Pick out every line holding the string "Total" and copy it.

--------------------

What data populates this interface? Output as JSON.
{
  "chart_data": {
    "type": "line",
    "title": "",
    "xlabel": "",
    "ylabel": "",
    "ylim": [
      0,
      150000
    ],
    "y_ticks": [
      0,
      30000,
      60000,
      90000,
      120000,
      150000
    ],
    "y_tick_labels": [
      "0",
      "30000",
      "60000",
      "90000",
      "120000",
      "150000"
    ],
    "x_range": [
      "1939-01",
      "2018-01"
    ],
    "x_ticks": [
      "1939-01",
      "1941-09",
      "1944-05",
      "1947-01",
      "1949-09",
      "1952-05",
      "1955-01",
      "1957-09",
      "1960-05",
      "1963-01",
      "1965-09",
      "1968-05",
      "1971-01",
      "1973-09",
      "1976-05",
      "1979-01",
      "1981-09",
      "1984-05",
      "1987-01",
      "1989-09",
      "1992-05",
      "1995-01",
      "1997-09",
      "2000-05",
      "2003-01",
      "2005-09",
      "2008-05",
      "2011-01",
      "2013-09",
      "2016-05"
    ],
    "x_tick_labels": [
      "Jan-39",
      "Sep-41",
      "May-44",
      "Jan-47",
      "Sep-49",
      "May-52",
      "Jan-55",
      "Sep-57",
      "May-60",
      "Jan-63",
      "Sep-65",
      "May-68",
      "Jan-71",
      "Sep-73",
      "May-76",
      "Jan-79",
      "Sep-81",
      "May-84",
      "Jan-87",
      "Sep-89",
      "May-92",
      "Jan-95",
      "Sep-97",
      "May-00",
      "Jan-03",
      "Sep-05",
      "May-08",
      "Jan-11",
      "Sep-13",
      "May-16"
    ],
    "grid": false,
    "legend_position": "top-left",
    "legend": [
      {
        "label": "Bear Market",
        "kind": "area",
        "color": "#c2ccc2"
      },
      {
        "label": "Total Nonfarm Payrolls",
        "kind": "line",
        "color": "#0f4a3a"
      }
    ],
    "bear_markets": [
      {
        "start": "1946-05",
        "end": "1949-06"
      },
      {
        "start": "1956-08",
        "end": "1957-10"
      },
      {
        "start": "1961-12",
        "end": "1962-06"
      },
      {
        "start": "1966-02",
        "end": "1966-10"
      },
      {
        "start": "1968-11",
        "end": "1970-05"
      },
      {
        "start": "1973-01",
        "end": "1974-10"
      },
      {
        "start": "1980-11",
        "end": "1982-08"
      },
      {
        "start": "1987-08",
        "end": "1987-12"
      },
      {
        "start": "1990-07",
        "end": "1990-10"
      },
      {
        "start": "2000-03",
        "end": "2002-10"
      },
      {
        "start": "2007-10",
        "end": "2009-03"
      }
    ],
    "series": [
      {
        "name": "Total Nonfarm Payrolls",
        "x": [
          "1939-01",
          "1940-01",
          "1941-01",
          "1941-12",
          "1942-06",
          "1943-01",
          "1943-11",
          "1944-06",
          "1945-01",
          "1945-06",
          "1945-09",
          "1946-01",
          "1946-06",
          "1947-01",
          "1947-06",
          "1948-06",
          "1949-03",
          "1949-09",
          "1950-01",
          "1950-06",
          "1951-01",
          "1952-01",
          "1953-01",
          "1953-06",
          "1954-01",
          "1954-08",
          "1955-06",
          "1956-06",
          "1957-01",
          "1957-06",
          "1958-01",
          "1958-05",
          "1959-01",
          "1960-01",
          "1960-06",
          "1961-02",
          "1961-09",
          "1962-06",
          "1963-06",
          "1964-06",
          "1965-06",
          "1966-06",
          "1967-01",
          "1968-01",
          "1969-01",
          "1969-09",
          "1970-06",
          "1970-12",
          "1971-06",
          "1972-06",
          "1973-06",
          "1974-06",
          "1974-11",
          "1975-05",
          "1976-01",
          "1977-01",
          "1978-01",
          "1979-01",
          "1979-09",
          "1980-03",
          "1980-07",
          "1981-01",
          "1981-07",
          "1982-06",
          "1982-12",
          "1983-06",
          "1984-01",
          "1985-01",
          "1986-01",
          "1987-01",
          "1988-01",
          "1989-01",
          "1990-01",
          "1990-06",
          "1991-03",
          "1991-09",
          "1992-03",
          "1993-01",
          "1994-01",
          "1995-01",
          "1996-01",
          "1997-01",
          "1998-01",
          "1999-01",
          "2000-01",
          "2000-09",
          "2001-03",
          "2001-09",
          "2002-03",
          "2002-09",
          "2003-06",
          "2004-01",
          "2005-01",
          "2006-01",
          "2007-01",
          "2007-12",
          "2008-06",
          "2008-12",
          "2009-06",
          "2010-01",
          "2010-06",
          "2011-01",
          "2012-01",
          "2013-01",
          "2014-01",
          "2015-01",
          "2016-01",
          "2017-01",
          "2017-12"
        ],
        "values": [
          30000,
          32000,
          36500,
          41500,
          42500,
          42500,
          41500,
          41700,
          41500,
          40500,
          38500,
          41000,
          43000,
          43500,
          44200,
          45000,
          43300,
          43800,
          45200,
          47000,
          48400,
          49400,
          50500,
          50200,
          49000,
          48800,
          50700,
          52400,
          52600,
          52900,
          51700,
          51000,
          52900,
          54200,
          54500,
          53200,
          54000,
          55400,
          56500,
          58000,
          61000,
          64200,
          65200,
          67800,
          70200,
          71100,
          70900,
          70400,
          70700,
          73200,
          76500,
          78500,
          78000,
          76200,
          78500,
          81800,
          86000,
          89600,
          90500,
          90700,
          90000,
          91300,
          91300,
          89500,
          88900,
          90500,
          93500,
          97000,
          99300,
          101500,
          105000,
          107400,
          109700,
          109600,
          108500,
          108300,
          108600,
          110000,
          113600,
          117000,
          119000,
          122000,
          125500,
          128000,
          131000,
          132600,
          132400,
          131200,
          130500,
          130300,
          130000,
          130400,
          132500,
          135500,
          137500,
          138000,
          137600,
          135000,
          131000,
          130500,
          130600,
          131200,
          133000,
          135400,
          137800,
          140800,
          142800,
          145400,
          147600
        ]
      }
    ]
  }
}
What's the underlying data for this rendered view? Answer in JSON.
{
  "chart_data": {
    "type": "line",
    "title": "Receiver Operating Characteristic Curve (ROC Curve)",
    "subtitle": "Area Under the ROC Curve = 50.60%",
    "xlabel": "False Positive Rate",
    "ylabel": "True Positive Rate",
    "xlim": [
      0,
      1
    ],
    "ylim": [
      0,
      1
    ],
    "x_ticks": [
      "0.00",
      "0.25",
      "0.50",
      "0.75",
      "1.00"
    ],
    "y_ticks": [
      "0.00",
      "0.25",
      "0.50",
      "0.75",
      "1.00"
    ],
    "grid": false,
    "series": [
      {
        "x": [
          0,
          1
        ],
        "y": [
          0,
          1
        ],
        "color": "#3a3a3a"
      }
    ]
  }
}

--------------------

### Exercise output
        "label": "Total Nonfarm Payrolls",
        "name": "Total Nonfarm Payrolls",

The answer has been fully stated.